## Stated exercise
Determine how many lines in the data below contain "Straße" and write only that number.

--- START Source data ---

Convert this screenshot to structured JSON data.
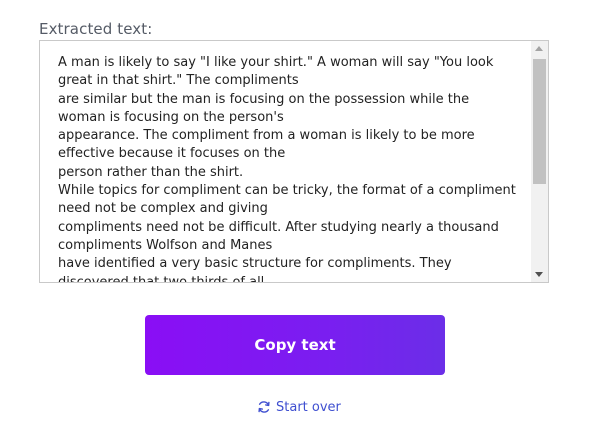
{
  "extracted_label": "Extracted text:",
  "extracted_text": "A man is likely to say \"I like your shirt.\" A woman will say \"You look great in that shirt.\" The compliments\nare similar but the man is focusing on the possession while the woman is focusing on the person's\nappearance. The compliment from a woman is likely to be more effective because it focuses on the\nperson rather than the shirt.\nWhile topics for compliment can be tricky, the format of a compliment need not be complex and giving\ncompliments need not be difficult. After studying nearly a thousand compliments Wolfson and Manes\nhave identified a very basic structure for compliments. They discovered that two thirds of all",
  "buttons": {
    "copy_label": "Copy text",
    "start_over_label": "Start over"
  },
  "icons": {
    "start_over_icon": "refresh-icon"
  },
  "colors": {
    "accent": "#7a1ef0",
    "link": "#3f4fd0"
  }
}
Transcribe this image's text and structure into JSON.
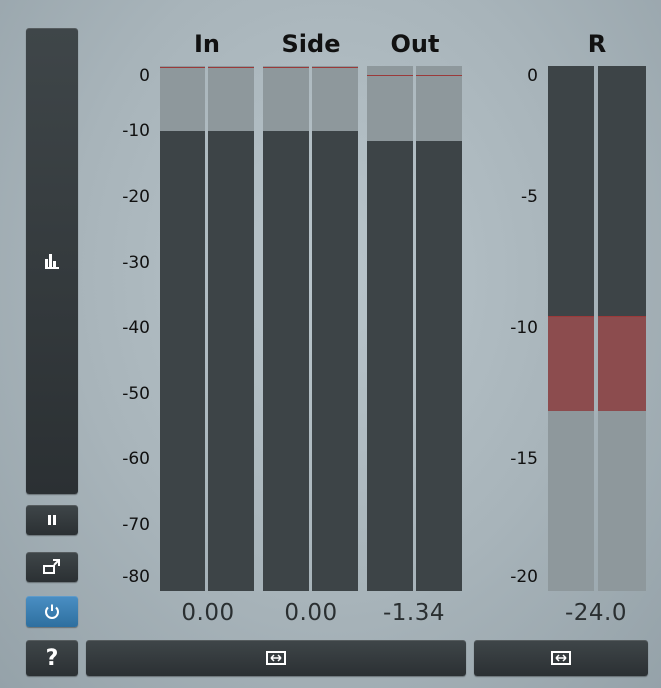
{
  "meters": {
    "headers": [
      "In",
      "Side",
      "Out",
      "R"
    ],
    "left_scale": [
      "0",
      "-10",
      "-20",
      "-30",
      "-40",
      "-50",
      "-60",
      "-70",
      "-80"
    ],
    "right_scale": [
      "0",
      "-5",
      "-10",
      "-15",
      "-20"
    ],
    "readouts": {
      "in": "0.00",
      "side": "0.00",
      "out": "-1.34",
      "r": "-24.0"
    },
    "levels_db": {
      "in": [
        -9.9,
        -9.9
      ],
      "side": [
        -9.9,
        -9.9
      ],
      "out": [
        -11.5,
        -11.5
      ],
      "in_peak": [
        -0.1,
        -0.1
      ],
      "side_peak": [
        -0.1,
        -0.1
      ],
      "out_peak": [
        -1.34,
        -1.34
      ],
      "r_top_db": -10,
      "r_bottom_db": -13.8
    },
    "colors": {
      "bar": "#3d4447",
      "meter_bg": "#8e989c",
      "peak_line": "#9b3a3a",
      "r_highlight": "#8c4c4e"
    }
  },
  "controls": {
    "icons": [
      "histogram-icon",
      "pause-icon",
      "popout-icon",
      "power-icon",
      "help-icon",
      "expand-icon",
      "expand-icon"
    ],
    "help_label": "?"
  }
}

--- END Source data ---
--- START Source data ---

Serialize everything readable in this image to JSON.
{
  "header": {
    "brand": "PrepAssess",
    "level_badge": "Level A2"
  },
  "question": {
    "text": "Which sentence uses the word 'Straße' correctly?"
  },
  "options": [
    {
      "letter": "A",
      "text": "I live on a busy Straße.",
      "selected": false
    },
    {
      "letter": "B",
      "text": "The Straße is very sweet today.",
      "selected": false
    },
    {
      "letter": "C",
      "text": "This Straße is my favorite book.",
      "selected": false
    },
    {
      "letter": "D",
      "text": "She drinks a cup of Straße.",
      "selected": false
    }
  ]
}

--- END Source data ---

## Output of the exercise
5